§ Data entries:
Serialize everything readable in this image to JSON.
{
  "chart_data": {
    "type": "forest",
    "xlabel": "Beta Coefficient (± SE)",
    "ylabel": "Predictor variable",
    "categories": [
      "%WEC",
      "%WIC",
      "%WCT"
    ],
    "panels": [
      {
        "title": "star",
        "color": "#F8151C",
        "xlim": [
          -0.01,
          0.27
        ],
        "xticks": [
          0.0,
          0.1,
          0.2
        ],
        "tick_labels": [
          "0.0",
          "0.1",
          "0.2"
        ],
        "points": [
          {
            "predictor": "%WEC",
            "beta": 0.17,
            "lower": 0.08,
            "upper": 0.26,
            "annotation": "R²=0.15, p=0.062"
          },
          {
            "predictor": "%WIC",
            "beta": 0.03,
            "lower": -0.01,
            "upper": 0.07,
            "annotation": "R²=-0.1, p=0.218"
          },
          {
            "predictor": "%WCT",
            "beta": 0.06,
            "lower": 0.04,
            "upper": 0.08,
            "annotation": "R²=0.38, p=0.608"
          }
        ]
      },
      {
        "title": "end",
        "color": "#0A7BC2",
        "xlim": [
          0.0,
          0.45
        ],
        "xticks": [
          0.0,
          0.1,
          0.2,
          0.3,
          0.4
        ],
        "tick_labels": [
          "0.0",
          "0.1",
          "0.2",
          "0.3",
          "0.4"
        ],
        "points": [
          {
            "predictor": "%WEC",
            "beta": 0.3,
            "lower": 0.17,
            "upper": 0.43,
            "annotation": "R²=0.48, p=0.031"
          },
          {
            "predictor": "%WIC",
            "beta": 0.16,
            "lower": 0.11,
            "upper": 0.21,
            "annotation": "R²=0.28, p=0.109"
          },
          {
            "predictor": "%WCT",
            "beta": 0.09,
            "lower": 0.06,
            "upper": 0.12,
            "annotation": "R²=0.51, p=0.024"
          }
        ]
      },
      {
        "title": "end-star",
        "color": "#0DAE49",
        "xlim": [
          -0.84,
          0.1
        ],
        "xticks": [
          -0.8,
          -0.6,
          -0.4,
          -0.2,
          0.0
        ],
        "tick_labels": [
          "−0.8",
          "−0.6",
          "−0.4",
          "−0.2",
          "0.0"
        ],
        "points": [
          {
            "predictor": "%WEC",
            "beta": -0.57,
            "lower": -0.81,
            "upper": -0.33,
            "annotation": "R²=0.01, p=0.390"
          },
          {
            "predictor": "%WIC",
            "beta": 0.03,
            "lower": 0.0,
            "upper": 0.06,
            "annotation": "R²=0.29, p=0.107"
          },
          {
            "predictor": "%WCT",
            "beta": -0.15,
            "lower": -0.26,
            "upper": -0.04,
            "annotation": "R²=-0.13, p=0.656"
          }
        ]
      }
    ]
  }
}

§ Stated exercise: Display every line of the listing that contains the string "annotation".

§ Task result:
            "annotation": "R²=0.15, p=0.062"
            "annotation": "R²=-0.1, p=0.218"
            "annotation": "R²=0.38, p=0.608"
            "annotation": "R²=0.48, p=0.031"
            "annotation": "R²=0.28, p=0.109"
            "annotation": "R²=0.51, p=0.024"
            "annotation": "R²=0.01, p=0.390"
            "annotation": "R²=0.29, p=0.107"
            "annotation": "R²=-0.13, p=0.656"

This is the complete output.